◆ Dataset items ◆
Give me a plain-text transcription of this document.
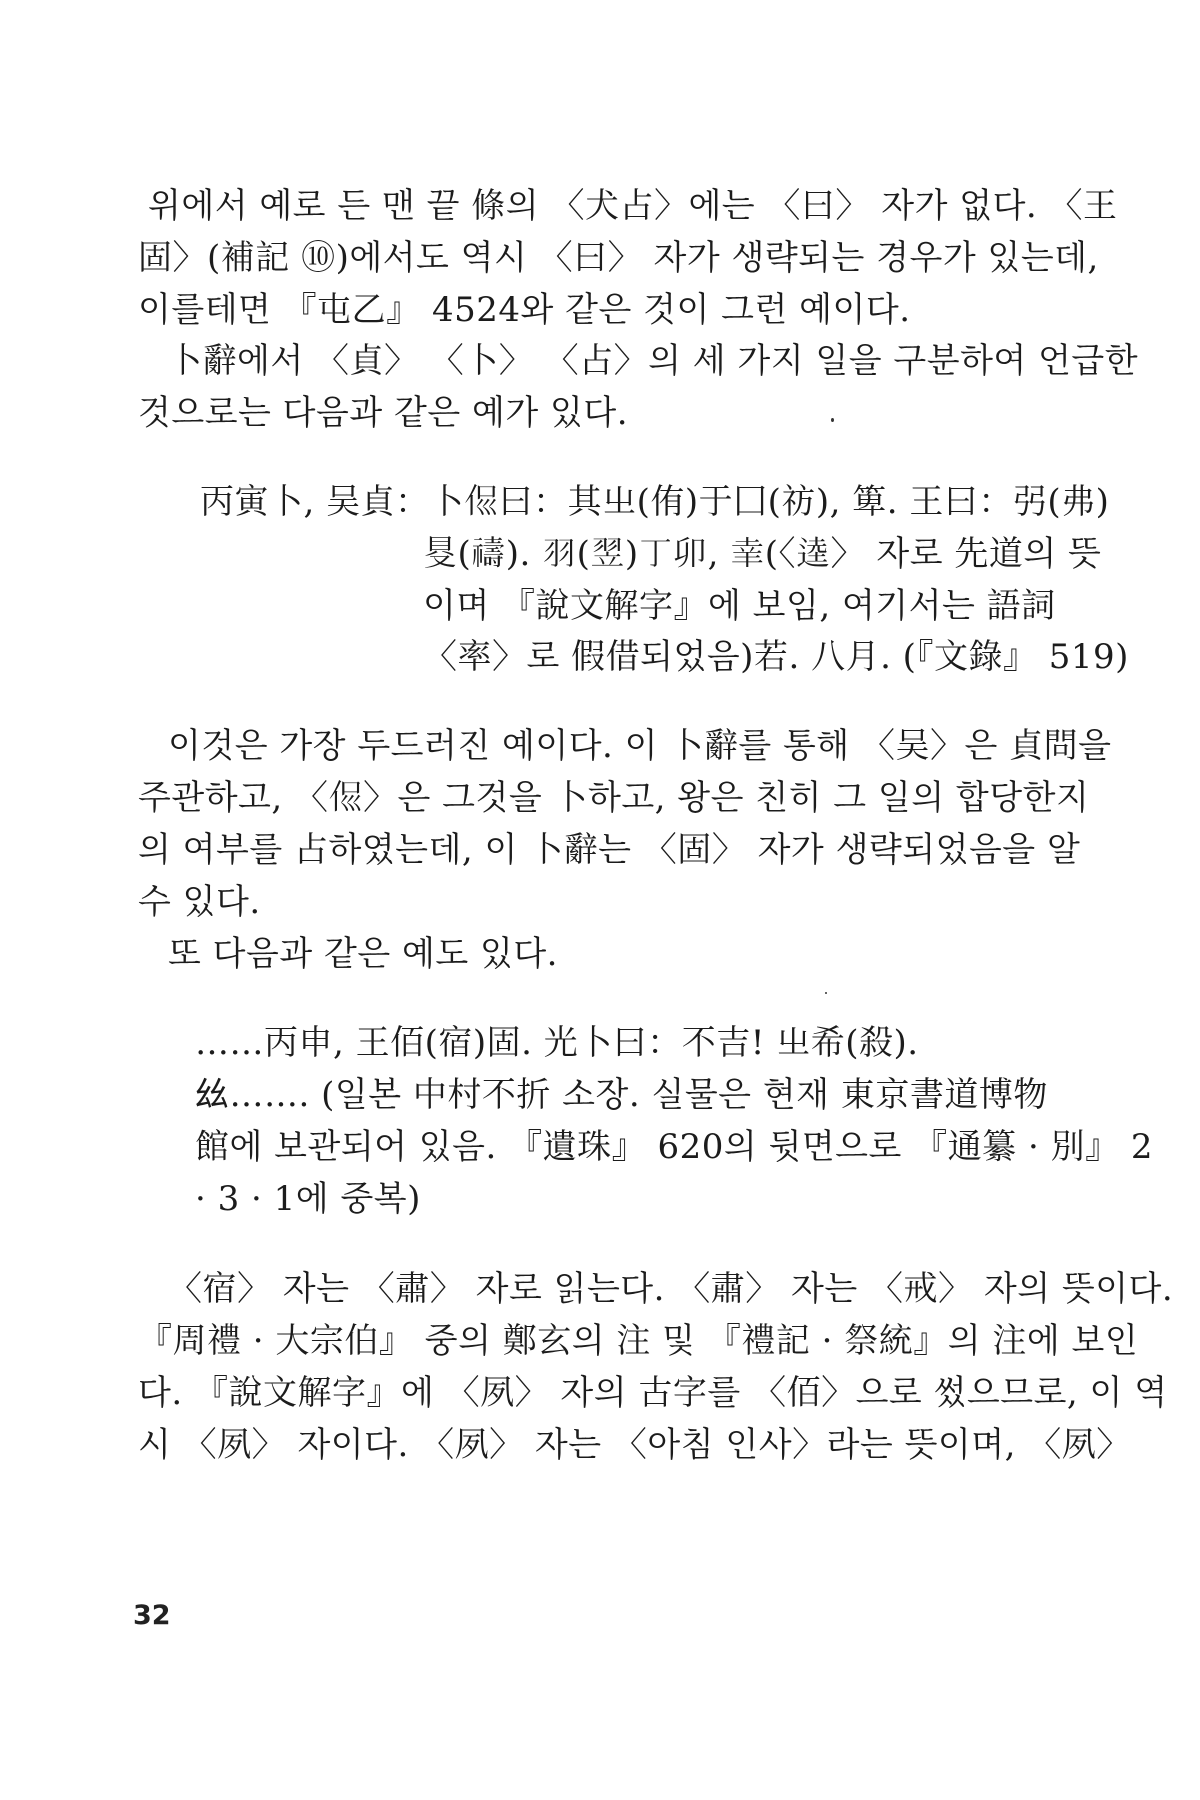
위에서 예로 든 맨 끝 條의 〈犬占〉에는 〈曰〉 자가 없다. 〈王
固〉(補記 ⑩)에서도 역시 〈曰〉 자가 생략되는 경우가 있는데,
이를테면 『屯乙』 4524와 같은 것이 그런 예이다.
卜辭에서 〈貞〉 〈卜〉 〈占〉의 세 가지 일을 구분하여 언급한
것으로는 다음과 같은 예가 있다.
丙寅卜, 吴貞：卜𠈉曰：其㞢(侑)于囗(祊), 箄. 王曰：弜(弗)
𠭁(禱). 羽(翌)丁卯, 𦍒(〈逵〉 자로 先道의 뜻
이며 『說文解字』에 보임, 여기서는 語詞
〈率〉로 假借되었음)若. 八月. (『文錄』 519)
이것은 가장 두드러진 예이다. 이 卜辭를 통해 〈吴〉은 貞問을
주관하고, 〈𠈉〉은 그것을 卜하고, 왕은 친히 그 일의 합당한지
의 여부를 占하였는데, 이 卜辭는 〈固〉 자가 생략되었음을 알
수 있다.
또 다음과 같은 예도 있다.
……丙申, 王佰(宿)固. 光卜曰：不吉! 㞢希(殺).
𢆶……. (일본 中村不折 소장. 실물은 현재 東京書道博物
館에 보관되어 있음. 『遺珠』 620의 뒷면으로 『通纂 · 別』 2
· 3 · 1에 중복)
〈宿〉 자는 〈肅〉 자로 읽는다. 〈肅〉 자는 〈戒〉 자의 뜻이다.
『周禮 · 大宗伯』 중의 鄭玄의 注 및 『禮記 · 祭統』의 注에 보인
다. 『說文解字』에 〈夙〉 자의 古字를 〈佰〉으로 썼으므로, 이 역
시 〈夙〉 자이다. 〈夙〉 자는 〈아침 인사〉라는 뜻이며, 〈夙〉
32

◆ Short task ◆
Will you restate every entry word for word and omit the images?

◆ Solution for this task ◆
Give me a plain-text transcription of this document.
위에서 예로 든 맨 끝 條의 〈犬占〉에는 〈曰〉 자가 없다. 〈王
固〉(補記 ⑩)에서도 역시 〈曰〉 자가 생략되는 경우가 있는데,
이를테면 『屯乙』 4524와 같은 것이 그런 예이다.
卜辭에서 〈貞〉 〈卜〉 〈占〉의 세 가지 일을 구분하여 언급한
것으로는 다음과 같은 예가 있다.
丙寅卜, 吴貞：卜𠈉曰：其㞢(侑)于囗(祊), 箄. 王曰：弜(弗)
𠭁(禱). 羽(翌)丁卯, 𦍒(〈逵〉 자로 先道의 뜻
이며 『說文解字』에 보임, 여기서는 語詞
〈率〉로 假借되었음)若. 八月. (『文錄』 519)
이것은 가장 두드러진 예이다. 이 卜辭를 통해 〈吴〉은 貞問을
주관하고, 〈𠈉〉은 그것을 卜하고, 왕은 친히 그 일의 합당한지
의 여부를 占하였는데, 이 卜辭는 〈固〉 자가 생략되었음을 알
수 있다.
또 다음과 같은 예도 있다.
……丙申, 王佰(宿)固. 光卜曰：不吉! 㞢希(殺).
𢆶……. (일본 中村不折 소장. 실물은 현재 東京書道博物
館에 보관되어 있음. 『遺珠』 620의 뒷면으로 『通纂 · 別』 2
· 3 · 1에 중복)
〈宿〉 자는 〈肅〉 자로 읽는다. 〈肅〉 자는 〈戒〉 자의 뜻이다.
『周禮 · 大宗伯』 중의 鄭玄의 注 및 『禮記 · 祭統』의 注에 보인
다. 『說文解字』에 〈夙〉 자의 古字를 〈佰〉으로 썼으므로, 이 역
시 〈夙〉 자이다. 〈夙〉 자는 〈아침 인사〉라는 뜻이며, 〈夙〉
32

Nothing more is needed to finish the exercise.